____ Exercise input

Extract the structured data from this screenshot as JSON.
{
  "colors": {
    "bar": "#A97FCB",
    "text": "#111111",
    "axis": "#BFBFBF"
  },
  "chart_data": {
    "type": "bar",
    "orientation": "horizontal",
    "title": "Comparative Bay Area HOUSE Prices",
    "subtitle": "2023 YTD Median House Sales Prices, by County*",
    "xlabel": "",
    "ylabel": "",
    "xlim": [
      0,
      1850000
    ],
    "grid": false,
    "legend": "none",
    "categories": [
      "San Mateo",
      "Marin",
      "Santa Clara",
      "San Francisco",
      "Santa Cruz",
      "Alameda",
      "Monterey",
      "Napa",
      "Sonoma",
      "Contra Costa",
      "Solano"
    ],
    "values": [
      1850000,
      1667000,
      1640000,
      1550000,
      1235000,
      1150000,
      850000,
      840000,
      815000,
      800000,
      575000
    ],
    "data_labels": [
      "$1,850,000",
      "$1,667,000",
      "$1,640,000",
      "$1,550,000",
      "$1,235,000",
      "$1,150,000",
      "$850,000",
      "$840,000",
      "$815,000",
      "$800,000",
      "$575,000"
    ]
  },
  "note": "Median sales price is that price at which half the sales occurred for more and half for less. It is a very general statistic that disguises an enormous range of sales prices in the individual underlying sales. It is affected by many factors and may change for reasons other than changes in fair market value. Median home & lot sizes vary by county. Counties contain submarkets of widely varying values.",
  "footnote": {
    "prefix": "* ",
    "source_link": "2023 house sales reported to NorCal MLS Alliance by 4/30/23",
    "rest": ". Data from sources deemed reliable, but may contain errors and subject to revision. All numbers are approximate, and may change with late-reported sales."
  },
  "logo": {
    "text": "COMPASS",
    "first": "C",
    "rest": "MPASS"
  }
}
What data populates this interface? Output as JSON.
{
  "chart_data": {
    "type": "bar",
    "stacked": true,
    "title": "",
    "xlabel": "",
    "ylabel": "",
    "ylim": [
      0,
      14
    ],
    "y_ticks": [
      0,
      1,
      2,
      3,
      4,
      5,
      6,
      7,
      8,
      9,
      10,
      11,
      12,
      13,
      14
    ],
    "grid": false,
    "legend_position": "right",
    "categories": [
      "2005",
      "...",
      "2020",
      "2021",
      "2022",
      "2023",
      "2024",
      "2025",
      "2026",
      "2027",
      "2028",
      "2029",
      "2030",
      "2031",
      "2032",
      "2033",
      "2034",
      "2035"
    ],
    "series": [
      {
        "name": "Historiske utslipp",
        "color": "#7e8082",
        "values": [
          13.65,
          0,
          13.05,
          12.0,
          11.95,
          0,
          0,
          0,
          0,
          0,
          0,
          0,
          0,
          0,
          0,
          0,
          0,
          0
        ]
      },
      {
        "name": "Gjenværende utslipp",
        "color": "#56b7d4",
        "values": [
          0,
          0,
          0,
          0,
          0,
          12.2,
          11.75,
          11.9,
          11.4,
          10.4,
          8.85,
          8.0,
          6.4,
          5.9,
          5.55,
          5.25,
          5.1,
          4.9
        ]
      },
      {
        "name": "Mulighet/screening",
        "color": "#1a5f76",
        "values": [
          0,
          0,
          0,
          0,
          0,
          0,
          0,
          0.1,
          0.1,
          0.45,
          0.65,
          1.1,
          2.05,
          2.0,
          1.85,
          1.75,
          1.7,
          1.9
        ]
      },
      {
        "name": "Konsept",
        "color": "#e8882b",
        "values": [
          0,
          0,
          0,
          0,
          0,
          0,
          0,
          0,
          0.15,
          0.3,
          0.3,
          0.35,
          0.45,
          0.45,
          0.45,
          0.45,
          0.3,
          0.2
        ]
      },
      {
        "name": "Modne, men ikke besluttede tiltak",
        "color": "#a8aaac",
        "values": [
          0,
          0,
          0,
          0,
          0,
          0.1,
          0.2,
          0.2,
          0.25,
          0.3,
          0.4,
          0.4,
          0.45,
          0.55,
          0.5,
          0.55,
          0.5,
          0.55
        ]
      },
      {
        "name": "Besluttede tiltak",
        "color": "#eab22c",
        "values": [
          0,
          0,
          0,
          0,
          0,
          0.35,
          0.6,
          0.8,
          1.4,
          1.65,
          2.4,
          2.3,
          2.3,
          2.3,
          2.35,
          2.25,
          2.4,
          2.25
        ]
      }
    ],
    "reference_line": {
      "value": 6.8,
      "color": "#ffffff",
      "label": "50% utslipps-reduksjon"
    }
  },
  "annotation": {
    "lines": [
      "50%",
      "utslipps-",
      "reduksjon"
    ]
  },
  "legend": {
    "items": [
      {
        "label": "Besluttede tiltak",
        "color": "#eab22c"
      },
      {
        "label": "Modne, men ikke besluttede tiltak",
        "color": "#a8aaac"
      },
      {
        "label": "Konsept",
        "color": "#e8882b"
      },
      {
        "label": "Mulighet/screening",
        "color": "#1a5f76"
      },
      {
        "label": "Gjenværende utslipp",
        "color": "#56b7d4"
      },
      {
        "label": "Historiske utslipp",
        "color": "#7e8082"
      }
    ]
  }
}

________

(Exercise directions): Reproduce the listing above word for word.

(Finished answer):
Extract the structured data from this screenshot as JSON.
{
  "colors": {
    "bar": "#A97FCB",
    "text": "#111111",
    "axis": "#BFBFBF"
  },
  "chart_data": {
    "type": "bar",
    "orientation": "horizontal",
    "title": "Comparative Bay Area HOUSE Prices",
    "subtitle": "2023 YTD Median House Sales Prices, by County*",
    "xlabel": "",
    "ylabel": "",
    "xlim": [
      0,
      1850000
    ],
    "grid": false,
    "legend": "none",
    "categories": [
      "San Mateo",
      "Marin",
      "Santa Clara",
      "San Francisco",
      "Santa Cruz",
      "Alameda",
      "Monterey",
      "Napa",
      "Sonoma",
      "Contra Costa",
      "Solano"
    ],
    "values": [
      1850000,
      1667000,
      1640000,
      1550000,
      1235000,
      1150000,
      850000,
      840000,
      815000,
      800000,
      575000
    ],
    "data_labels": [
      "$1,850,000",
      "$1,667,000",
      "$1,640,000",
      "$1,550,000",
      "$1,235,000",
      "$1,150,000",
      "$850,000",
      "$840,000",
      "$815,000",
      "$800,000",
      "$575,000"
    ]
  },
  "note": "Median sales price is that price at which half the sales occurred for more and half for less. It is a very general statistic that disguises an enormous range of sales prices in the individual underlying sales. It is affected by many factors and may change for reasons other than changes in fair market value. Median home & lot sizes vary by county. Counties contain submarkets of widely varying values.",
  "footnote": {
    "prefix": "* ",
    "source_link": "2023 house sales reported to NorCal MLS Alliance by 4/30/23",
    "rest": ". Data from sources deemed reliable, but may contain errors and subject to revision. All numbers are approximate, and may change with late-reported sales."
  },
  "logo": {
    "text": "COMPASS",
    "first": "C",
    "rest": "MPASS"
  }
}
What data populates this interface? Output as JSON.
{
  "chart_data": {
    "type": "bar",
    "stacked": true,
    "title": "",
    "xlabel": "",
    "ylabel": "",
    "ylim": [
      0,
      14
    ],
    "y_ticks": [
      0,
      1,
      2,
      3,
      4,
      5,
      6,
      7,
      8,
      9,
      10,
      11,
      12,
      13,
      14
    ],
    "grid": false,
    "legend_position": "right",
    "categories": [
      "2005",
      "...",
      "2020",
      "2021",
      "2022",
      "2023",
      "2024",
      "2025",
      "2026",
      "2027",
      "2028",
      "2029",
      "2030",
      "2031",
      "2032",
      "2033",
      "2034",
      "2035"
    ],
    "series": [
      {
        "name": "Historiske utslipp",
        "color": "#7e8082",
        "values": [
          13.65,
          0,
          13.05,
          12.0,
          11.95,
          0,
          0,
          0,
          0,
          0,
          0,
          0,
          0,
          0,
          0,
          0,
          0,
          0
        ]
      },
      {
        "name": "Gjenværende utslipp",
        "color": "#56b7d4",
        "values": [
          0,
          0,
          0,
          0,
          0,
          12.2,
          11.75,
          11.9,
          11.4,
          10.4,
          8.85,
          8.0,
          6.4,
          5.9,
          5.55,
          5.25,
          5.1,
          4.9
        ]
      },
      {
        "name": "Mulighet/screening",
        "color": "#1a5f76",
        "values": [
          0,
          0,
          0,
          0,
          0,
          0,
          0,
          0.1,
          0.1,
          0.45,
          0.65,
          1.1,
          2.05,
          2.0,
          1.85,
          1.75,
          1.7,
          1.9
        ]
      },
      {
        "name": "Konsept",
        "color": "#e8882b",
        "values": [
          0,
          0,
          0,
          0,
          0,
          0,
          0,
          0,
          0.15,
          0.3,
          0.3,
          0.35,
          0.45,
          0.45,
          0.45,
          0.45,
          0.3,
          0.2
        ]
      },
      {
        "name": "Modne, men ikke besluttede tiltak",
        "color": "#a8aaac",
        "values": [
          0,
          0,
          0,
          0,
          0,
          0.1,
          0.2,
          0.2,
          0.25,
          0.3,
          0.4,
          0.4,
          0.45,
          0.55,
          0.5,
          0.55,
          0.5,
          0.55
        ]
      },
      {
        "name": "Besluttede tiltak",
        "color": "#eab22c",
        "values": [
          0,
          0,
          0,
          0,
          0,
          0.35,
          0.6,
          0.8,
          1.4,
          1.65,
          2.4,
          2.3,
          2.3,
          2.3,
          2.35,
          2.25,
          2.4,
          2.25
        ]
      }
    ],
    "reference_line": {
      "value": 6.8,
      "color": "#ffffff",
      "label": "50% utslipps-reduksjon"
    }
  },
  "annotation": {
    "lines": [
      "50%",
      "utslipps-",
      "reduksjon"
    ]
  },
  "legend": {
    "items": [
      {
        "label": "Besluttede tiltak",
        "color": "#eab22c"
      },
      {
        "label": "Modne, men ikke besluttede tiltak",
        "color": "#a8aaac"
      },
      {
        "label": "Konsept",
        "color": "#e8882b"
      },
      {
        "label": "Mulighet/screening",
        "color": "#1a5f76"
      },
      {
        "label": "Gjenværende utslipp",
        "color": "#56b7d4"
      },
      {
        "label": "Historiske utslipp",
        "color": "#7e8082"
      }
    ]
  }
}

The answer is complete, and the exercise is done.